* **Objective**:
Look through the lines and report how many include the word "引葭赴岸", giving nothing but the number.

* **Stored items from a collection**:
####################
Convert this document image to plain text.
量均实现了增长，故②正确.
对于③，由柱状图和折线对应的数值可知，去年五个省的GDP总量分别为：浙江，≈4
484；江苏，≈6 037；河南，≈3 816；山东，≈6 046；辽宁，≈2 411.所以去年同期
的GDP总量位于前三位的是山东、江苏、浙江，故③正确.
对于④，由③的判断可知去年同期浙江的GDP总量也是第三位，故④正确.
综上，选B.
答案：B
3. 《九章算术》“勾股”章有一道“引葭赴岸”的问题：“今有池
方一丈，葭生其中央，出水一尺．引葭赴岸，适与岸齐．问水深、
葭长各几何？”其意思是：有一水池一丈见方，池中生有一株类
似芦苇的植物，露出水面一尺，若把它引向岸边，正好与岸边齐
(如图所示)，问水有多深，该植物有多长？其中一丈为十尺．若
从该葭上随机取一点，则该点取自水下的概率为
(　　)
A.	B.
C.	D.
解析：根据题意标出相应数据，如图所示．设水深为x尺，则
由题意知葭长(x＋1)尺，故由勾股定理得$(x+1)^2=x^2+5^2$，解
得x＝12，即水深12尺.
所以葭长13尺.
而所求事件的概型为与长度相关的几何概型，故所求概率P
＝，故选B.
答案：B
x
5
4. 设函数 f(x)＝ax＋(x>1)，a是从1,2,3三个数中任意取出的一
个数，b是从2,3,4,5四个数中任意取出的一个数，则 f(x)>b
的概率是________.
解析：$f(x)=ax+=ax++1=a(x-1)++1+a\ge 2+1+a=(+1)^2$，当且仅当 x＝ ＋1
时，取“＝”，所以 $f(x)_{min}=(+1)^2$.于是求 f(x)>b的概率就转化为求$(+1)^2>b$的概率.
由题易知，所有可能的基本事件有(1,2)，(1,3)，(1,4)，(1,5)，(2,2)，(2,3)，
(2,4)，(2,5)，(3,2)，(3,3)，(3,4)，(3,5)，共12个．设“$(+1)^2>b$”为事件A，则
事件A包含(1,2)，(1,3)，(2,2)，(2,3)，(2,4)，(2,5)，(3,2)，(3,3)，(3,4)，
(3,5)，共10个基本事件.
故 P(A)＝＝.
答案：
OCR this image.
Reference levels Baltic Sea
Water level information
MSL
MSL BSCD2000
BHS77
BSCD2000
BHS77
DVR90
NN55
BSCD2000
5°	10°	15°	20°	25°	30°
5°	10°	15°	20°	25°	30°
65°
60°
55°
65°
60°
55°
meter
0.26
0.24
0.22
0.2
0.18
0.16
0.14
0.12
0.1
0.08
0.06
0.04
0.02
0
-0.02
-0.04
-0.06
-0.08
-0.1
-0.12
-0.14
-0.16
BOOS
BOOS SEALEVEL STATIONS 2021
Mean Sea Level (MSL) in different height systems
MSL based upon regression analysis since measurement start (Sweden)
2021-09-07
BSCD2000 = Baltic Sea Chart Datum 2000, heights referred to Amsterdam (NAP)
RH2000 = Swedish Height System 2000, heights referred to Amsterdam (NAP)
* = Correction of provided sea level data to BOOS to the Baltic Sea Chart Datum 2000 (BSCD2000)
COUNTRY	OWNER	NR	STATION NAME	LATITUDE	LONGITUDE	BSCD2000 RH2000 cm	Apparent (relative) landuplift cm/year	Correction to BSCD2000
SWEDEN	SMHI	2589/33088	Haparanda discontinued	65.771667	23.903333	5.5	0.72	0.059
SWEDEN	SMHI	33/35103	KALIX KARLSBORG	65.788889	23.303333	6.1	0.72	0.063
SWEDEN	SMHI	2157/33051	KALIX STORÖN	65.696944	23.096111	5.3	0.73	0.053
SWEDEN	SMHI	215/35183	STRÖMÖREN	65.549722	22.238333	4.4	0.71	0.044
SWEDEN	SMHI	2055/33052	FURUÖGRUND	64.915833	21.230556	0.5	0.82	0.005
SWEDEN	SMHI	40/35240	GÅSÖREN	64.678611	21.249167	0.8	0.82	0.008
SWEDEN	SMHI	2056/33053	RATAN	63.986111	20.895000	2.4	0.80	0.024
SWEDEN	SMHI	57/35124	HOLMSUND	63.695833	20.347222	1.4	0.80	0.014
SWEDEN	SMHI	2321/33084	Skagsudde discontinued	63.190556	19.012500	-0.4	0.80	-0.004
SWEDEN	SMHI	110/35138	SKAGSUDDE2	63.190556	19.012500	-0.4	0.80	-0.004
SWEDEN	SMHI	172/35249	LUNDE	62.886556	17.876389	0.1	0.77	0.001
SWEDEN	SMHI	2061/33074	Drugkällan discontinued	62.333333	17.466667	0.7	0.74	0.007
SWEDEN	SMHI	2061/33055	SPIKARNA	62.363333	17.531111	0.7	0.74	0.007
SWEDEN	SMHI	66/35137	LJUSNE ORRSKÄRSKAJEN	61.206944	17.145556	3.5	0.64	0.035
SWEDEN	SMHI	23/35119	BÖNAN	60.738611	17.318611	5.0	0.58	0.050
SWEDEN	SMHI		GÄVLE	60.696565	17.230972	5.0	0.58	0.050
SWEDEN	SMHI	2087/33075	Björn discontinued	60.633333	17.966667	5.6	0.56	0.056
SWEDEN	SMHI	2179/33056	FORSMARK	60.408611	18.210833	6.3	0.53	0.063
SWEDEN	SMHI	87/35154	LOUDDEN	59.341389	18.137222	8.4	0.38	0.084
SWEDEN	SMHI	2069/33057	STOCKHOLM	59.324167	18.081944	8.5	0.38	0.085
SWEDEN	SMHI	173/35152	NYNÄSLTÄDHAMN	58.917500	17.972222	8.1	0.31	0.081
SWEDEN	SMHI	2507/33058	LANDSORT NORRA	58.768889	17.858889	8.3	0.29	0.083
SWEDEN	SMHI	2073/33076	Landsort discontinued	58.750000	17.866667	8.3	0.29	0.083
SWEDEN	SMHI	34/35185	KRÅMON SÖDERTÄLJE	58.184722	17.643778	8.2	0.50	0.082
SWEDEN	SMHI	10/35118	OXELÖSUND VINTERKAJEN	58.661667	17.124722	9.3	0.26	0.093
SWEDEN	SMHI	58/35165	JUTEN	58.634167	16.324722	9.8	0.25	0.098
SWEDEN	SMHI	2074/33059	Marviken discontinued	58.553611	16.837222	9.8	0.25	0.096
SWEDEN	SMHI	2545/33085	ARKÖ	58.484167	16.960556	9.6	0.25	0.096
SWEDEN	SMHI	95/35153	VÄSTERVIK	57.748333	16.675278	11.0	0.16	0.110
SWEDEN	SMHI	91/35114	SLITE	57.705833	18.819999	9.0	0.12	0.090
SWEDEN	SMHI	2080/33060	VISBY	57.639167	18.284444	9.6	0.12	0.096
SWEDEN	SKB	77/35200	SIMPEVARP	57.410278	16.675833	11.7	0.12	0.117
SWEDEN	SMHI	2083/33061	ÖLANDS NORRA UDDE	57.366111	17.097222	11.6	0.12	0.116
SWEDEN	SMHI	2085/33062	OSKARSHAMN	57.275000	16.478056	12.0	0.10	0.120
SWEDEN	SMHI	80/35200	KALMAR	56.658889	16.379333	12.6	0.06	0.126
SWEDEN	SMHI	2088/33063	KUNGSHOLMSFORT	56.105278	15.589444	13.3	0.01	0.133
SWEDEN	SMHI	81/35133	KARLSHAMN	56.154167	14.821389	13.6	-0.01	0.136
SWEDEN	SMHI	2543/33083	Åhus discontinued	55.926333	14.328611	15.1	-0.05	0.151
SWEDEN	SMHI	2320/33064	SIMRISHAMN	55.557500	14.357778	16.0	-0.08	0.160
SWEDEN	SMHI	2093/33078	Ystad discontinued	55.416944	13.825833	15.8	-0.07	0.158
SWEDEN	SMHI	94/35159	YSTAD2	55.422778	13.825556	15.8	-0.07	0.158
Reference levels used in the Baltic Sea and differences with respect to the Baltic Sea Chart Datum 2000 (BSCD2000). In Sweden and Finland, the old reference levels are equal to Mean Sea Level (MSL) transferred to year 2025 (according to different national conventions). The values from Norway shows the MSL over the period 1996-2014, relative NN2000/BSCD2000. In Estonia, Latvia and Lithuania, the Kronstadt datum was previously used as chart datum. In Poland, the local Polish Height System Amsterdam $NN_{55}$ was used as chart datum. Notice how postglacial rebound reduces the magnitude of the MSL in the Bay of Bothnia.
####################
* **Expected answer**:
2